**Exercise goal:** Please write out the complete listing that follows, exactly as it reads.
··· Input
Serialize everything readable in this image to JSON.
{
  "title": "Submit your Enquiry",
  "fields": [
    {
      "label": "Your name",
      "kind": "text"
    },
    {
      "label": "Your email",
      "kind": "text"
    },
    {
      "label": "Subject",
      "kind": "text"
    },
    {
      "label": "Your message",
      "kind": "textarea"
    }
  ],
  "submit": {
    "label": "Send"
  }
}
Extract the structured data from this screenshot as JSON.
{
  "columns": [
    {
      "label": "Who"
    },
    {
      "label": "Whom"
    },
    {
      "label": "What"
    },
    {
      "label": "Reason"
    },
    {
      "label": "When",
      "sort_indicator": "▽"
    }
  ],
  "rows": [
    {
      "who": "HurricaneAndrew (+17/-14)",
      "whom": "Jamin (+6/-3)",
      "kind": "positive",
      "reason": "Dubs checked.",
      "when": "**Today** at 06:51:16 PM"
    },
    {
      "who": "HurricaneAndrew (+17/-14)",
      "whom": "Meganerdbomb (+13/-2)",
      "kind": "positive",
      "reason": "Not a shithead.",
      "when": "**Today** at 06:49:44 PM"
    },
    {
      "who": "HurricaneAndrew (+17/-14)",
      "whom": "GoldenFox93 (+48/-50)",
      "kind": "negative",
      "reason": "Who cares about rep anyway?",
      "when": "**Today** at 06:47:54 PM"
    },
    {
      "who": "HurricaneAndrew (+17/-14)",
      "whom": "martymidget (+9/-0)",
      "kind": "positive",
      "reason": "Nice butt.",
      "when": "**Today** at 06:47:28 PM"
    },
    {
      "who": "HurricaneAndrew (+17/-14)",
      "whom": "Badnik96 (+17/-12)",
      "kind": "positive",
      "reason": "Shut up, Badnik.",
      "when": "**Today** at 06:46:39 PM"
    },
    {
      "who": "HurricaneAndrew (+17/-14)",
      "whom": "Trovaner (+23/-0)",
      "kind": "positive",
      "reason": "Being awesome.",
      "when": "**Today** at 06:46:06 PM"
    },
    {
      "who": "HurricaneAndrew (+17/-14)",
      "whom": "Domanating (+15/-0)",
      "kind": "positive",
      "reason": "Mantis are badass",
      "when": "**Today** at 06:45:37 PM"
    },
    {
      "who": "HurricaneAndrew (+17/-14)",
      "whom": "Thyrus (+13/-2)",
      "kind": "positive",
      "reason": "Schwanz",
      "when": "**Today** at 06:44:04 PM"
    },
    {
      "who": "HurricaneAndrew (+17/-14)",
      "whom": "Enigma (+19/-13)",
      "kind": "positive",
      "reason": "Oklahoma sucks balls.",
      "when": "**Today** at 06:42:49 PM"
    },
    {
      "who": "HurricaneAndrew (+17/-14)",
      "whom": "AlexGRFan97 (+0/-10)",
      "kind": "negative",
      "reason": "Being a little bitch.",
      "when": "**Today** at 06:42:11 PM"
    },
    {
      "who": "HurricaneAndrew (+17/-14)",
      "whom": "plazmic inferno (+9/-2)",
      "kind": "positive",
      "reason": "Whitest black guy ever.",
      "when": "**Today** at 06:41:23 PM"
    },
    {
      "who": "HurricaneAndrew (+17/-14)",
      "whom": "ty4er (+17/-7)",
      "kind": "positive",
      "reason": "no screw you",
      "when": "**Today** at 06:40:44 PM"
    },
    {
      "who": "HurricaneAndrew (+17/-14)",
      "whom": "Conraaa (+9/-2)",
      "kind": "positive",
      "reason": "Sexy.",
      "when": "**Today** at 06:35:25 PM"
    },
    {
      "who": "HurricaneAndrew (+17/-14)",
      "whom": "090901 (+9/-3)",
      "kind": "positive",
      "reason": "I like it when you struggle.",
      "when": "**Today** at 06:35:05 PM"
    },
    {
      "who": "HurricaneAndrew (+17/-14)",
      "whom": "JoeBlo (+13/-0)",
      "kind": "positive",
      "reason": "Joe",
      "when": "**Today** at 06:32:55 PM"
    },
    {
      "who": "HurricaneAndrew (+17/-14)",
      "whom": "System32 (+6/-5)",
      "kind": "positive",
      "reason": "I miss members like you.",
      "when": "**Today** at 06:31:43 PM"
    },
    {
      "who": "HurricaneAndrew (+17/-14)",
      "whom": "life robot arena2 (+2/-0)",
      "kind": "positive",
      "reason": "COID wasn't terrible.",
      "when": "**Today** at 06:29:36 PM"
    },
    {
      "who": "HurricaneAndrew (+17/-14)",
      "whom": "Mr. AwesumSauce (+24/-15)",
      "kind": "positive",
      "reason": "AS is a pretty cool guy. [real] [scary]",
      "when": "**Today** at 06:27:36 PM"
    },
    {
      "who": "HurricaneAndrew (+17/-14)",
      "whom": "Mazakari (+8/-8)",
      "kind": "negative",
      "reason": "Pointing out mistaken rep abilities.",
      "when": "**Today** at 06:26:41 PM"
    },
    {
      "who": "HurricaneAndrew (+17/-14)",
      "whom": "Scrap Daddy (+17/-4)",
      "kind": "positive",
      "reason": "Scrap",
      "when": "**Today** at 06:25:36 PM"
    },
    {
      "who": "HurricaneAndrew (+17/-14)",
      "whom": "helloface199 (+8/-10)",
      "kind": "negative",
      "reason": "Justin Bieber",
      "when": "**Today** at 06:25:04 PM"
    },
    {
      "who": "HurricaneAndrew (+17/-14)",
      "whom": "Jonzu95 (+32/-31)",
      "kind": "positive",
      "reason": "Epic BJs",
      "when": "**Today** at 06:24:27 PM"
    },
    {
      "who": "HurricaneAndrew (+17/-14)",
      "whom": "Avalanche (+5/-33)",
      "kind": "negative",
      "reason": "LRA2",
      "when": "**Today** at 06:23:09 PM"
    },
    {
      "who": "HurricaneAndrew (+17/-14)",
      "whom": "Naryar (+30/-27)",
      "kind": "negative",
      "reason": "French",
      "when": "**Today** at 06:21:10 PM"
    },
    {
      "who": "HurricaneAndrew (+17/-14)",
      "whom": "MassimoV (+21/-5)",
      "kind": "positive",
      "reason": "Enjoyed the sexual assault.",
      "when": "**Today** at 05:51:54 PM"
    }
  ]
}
······
**Complete answer:**
Serialize everything readable in this image to JSON.
{
  "title": "Submit your Enquiry",
  "fields": [
    {
      "label": "Your name",
      "kind": "text"
    },
    {
      "label": "Your email",
      "kind": "text"
    },
    {
      "label": "Subject",
      "kind": "text"
    },
    {
      "label": "Your message",
      "kind": "textarea"
    }
  ],
  "submit": {
    "label": "Send"
  }
}
Extract the structured data from this screenshot as JSON.
{
  "columns": [
    {
      "label": "Who"
    },
    {
      "label": "Whom"
    },
    {
      "label": "What"
    },
    {
      "label": "Reason"
    },
    {
      "label": "When",
      "sort_indicator": "▽"
    }
  ],
  "rows": [
    {
      "who": "HurricaneAndrew (+17/-14)",
      "whom": "Jamin (+6/-3)",
      "kind": "positive",
      "reason": "Dubs checked.",
      "when": "**Today** at 06:51:16 PM"
    },
    {
      "who": "HurricaneAndrew (+17/-14)",
      "whom": "Meganerdbomb (+13/-2)",
      "kind": "positive",
      "reason": "Not a shithead.",
      "when": "**Today** at 06:49:44 PM"
    },
    {
      "who": "HurricaneAndrew (+17/-14)",
      "whom": "GoldenFox93 (+48/-50)",
      "kind": "negative",
      "reason": "Who cares about rep anyway?",
      "when": "**Today** at 06:47:54 PM"
    },
    {
      "who": "HurricaneAndrew (+17/-14)",
      "whom": "martymidget (+9/-0)",
      "kind": "positive",
      "reason": "Nice butt.",
      "when": "**Today** at 06:47:28 PM"
    },
    {
      "who": "HurricaneAndrew (+17/-14)",
      "whom": "Badnik96 (+17/-12)",
      "kind": "positive",
      "reason": "Shut up, Badnik.",
      "when": "**Today** at 06:46:39 PM"
    },
    {
      "who": "HurricaneAndrew (+17/-14)",
      "whom": "Trovaner (+23/-0)",
      "kind": "positive",
      "reason": "Being awesome.",
      "when": "**Today** at 06:46:06 PM"
    },
    {
      "who": "HurricaneAndrew (+17/-14)",
      "whom": "Domanating (+15/-0)",
      "kind": "positive",
      "reason": "Mantis are badass",
      "when": "**Today** at 06:45:37 PM"
    },
    {
      "who": "HurricaneAndrew (+17/-14)",
      "whom": "Thyrus (+13/-2)",
      "kind": "positive",
      "reason": "Schwanz",
      "when": "**Today** at 06:44:04 PM"
    },
    {
      "who": "HurricaneAndrew (+17/-14)",
      "whom": "Enigma (+19/-13)",
      "kind": "positive",
      "reason": "Oklahoma sucks balls.",
      "when": "**Today** at 06:42:49 PM"
    },
    {
      "who": "HurricaneAndrew (+17/-14)",
      "whom": "AlexGRFan97 (+0/-10)",
      "kind": "negative",
      "reason": "Being a little bitch.",
      "when": "**Today** at 06:42:11 PM"
    },
    {
      "who": "HurricaneAndrew (+17/-14)",
      "whom": "plazmic inferno (+9/-2)",
      "kind": "positive",
      "reason": "Whitest black guy ever.",
      "when": "**Today** at 06:41:23 PM"
    },
    {
      "who": "HurricaneAndrew (+17/-14)",
      "whom": "ty4er (+17/-7)",
      "kind": "positive",
      "reason": "no screw you",
      "when": "**Today** at 06:40:44 PM"
    },
    {
      "who": "HurricaneAndrew (+17/-14)",
      "whom": "Conraaa (+9/-2)",
      "kind": "positive",
      "reason": "Sexy.",
      "when": "**Today** at 06:35:25 PM"
    },
    {
      "who": "HurricaneAndrew (+17/-14)",
      "whom": "090901 (+9/-3)",
      "kind": "positive",
      "reason": "I like it when you struggle.",
      "when": "**Today** at 06:35:05 PM"
    },
    {
      "who": "HurricaneAndrew (+17/-14)",
      "whom": "JoeBlo (+13/-0)",
      "kind": "positive",
      "reason": "Joe",
      "when": "**Today** at 06:32:55 PM"
    },
    {
      "who": "HurricaneAndrew (+17/-14)",
      "whom": "System32 (+6/-5)",
      "kind": "positive",
      "reason": "I miss members like you.",
      "when": "**Today** at 06:31:43 PM"
    },
    {
      "who": "HurricaneAndrew (+17/-14)",
      "whom": "life robot arena2 (+2/-0)",
      "kind": "positive",
      "reason": "COID wasn't terrible.",
      "when": "**Today** at 06:29:36 PM"
    },
    {
      "who": "HurricaneAndrew (+17/-14)",
      "whom": "Mr. AwesumSauce (+24/-15)",
      "kind": "positive",
      "reason": "AS is a pretty cool guy. [real] [scary]",
      "when": "**Today** at 06:27:36 PM"
    },
    {
      "who": "HurricaneAndrew (+17/-14)",
      "whom": "Mazakari (+8/-8)",
      "kind": "negative",
      "reason": "Pointing out mistaken rep abilities.",
      "when": "**Today** at 06:26:41 PM"
    },
    {
      "who": "HurricaneAndrew (+17/-14)",
      "whom": "Scrap Daddy (+17/-4)",
      "kind": "positive",
      "reason": "Scrap",
      "when": "**Today** at 06:25:36 PM"
    },
    {
      "who": "HurricaneAndrew (+17/-14)",
      "whom": "helloface199 (+8/-10)",
      "kind": "negative",
      "reason": "Justin Bieber",
      "when": "**Today** at 06:25:04 PM"
    },
    {
      "who": "HurricaneAndrew (+17/-14)",
      "whom": "Jonzu95 (+32/-31)",
      "kind": "positive",
      "reason": "Epic BJs",
      "when": "**Today** at 06:24:27 PM"
    },
    {
      "who": "HurricaneAndrew (+17/-14)",
      "whom": "Avalanche (+5/-33)",
      "kind": "negative",
      "reason": "LRA2",
      "when": "**Today** at 06:23:09 PM"
    },
    {
      "who": "HurricaneAndrew (+17/-14)",
      "whom": "Naryar (+30/-27)",
      "kind": "negative",
      "reason": "French",
      "when": "**Today** at 06:21:10 PM"
    },
    {
      "who": "HurricaneAndrew (+17/-14)",
      "whom": "MassimoV (+21/-5)",
      "kind": "positive",
      "reason": "Enjoyed the sexual assault.",
      "when": "**Today** at 05:51:54 PM"
    }
  ]
}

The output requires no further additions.